* [What is expected] Leave the pictures out. Return all other data exactly.

* [Extracted entries]
++++

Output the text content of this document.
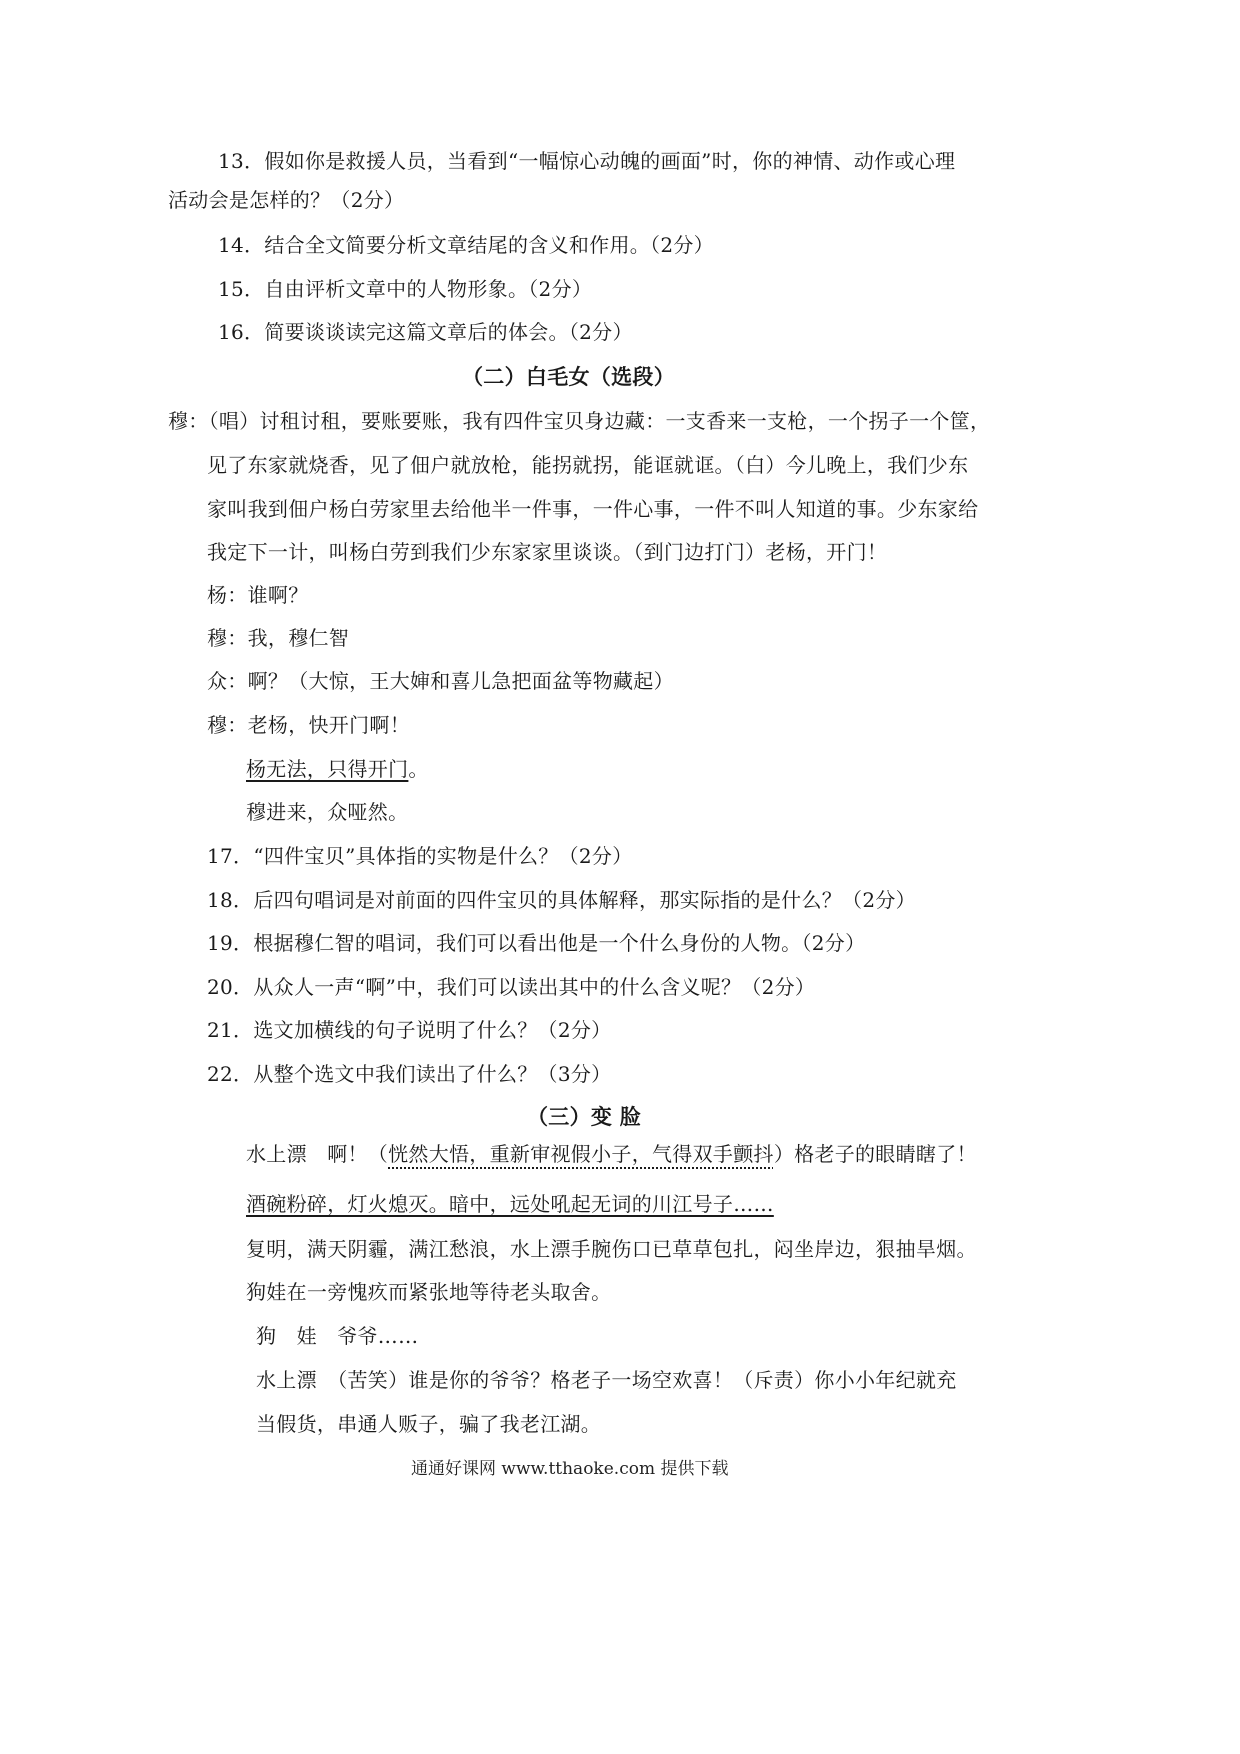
13．假如你是救援人员，当看到“一幅惊心动魄的画面”时，你的神情、动作或心理
活动会是怎样的？（2分）
14．结合全文简要分析文章结尾的含义和作用。（2分）
15．自由评析文章中的人物形象。（2分）
16．简要谈谈读完这篇文章后的体会。（2分）
（二）白毛女（选段）
穆：（唱）讨租讨租，要账要账，我有四件宝贝身边藏：一支香来一支枪，一个拐子一个筐，
见了东家就烧香，见了佃户就放枪，能拐就拐，能诓就诓。（白）今儿晚上，我们少东
家叫我到佃户杨白劳家里去给他半一件事，一件心事，一件不叫人知道的事。少东家给
我定下一计，叫杨白劳到我们少东家家里谈谈。（到门边打门）老杨，开门！
杨：谁啊？
穆：我，穆仁智
众：啊？（大惊，王大婶和喜儿急把面盆等物藏起）
穆：老杨，快开门啊！
杨无法，只得开门。
穆进来，众哑然。
17．“四件宝贝”具体指的实物是什么？（2分）
18．后四句唱词是对前面的四件宝贝的具体解释，那实际指的是什么？（2分）
19．根据穆仁智的唱词，我们可以看出他是一个什么身份的人物。（2分）
20．从众人一声“啊”中，我们可以读出其中的什么含义呢？（2分）
21．选文加横线的句子说明了什么？（2分）
22．从整个选文中我们读出了什么？（3分）
（三）变 脸
水上漂　啊！（恍然大悟，重新审视假小子，气得双手颤抖）格老子的眼睛瞎了！
酒碗粉碎，灯火熄灭。暗中，远处吼起无词的川江号子……
复明，满天阴霾，满江愁浪，水上漂手腕伤口已草草包扎，闷坐岸边，狠抽旱烟。
狗娃在一旁愧疚而紧张地等待老头取舍。
狗　娃　爷爷……
水上漂　（苦笑）谁是你的爷爷？格老子一场空欢喜！（斥责）你小小年纪就充
当假货，串通人贩子，骗了我老江湖。
通通好课网 www.tthaoke.com 提供下载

++++

* [Task response]
Output the text content of this document.
13．假如你是救援人员，当看到“一幅惊心动魄的画面”时，你的神情、动作或心理
活动会是怎样的？（2分）
14．结合全文简要分析文章结尾的含义和作用。（2分）
15．自由评析文章中的人物形象。（2分）
16．简要谈谈读完这篇文章后的体会。（2分）
（二）白毛女（选段）
穆：（唱）讨租讨租，要账要账，我有四件宝贝身边藏：一支香来一支枪，一个拐子一个筐，
见了东家就烧香，见了佃户就放枪，能拐就拐，能诓就诓。（白）今儿晚上，我们少东
家叫我到佃户杨白劳家里去给他半一件事，一件心事，一件不叫人知道的事。少东家给
我定下一计，叫杨白劳到我们少东家家里谈谈。（到门边打门）老杨，开门！
杨：谁啊？
穆：我，穆仁智
众：啊？（大惊，王大婶和喜儿急把面盆等物藏起）
穆：老杨，快开门啊！
杨无法，只得开门。
穆进来，众哑然。
17．“四件宝贝”具体指的实物是什么？（2分）
18．后四句唱词是对前面的四件宝贝的具体解释，那实际指的是什么？（2分）
19．根据穆仁智的唱词，我们可以看出他是一个什么身份的人物。（2分）
20．从众人一声“啊”中，我们可以读出其中的什么含义呢？（2分）
21．选文加横线的句子说明了什么？（2分）
22．从整个选文中我们读出了什么？（3分）
（三）变 脸
水上漂　啊！（恍然大悟，重新审视假小子，气得双手颤抖）格老子的眼睛瞎了！
酒碗粉碎，灯火熄灭。暗中，远处吼起无词的川江号子……
复明，满天阴霾，满江愁浪，水上漂手腕伤口已草草包扎，闷坐岸边，狠抽旱烟。
狗娃在一旁愧疚而紧张地等待老头取舍。
狗　娃　爷爷……
水上漂　（苦笑）谁是你的爷爷？格老子一场空欢喜！（斥责）你小小年纪就充
当假货，串通人贩子，骗了我老江湖。
通通好课网 www.tthaoke.com 提供下载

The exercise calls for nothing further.